Records about charts and figures:
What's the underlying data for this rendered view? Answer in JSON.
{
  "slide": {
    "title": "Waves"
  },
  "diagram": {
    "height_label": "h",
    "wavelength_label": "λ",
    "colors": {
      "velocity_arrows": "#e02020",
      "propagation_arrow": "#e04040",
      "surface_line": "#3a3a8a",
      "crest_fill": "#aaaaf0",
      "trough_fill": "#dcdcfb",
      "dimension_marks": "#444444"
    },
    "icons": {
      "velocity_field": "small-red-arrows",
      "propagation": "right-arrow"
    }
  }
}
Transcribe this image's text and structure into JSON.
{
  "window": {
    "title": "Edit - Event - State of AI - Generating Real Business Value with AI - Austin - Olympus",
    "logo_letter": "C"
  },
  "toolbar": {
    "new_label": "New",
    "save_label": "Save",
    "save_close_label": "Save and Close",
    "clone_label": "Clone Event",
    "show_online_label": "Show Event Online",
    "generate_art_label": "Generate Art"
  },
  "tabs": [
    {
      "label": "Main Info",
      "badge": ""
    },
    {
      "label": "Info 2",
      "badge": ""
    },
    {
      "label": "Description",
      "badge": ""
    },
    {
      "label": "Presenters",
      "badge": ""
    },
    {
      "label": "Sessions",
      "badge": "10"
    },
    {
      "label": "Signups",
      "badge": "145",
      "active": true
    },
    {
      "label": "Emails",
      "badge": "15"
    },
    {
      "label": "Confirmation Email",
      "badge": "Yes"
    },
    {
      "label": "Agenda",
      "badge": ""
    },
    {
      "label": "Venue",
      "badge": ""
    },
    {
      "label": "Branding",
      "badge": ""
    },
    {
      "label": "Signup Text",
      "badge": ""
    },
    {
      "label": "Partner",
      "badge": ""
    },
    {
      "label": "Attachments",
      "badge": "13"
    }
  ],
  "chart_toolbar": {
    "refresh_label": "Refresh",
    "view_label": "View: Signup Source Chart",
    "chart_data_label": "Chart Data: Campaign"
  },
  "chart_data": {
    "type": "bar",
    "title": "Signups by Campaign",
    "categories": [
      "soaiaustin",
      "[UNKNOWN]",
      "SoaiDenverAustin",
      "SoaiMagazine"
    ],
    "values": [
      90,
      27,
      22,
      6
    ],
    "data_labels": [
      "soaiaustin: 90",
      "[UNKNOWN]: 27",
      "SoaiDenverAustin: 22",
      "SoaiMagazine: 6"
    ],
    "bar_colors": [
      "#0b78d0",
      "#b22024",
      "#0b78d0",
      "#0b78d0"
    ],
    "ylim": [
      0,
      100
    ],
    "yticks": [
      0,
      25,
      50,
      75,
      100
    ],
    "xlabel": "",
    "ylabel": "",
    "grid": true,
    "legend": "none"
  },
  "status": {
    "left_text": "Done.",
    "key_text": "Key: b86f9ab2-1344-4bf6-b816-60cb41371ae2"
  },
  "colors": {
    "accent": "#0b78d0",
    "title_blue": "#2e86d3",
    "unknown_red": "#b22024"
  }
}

What you should do: Respond with nothing but the number of lines in the entries that contain the string "Campaign".

Response to the task: 2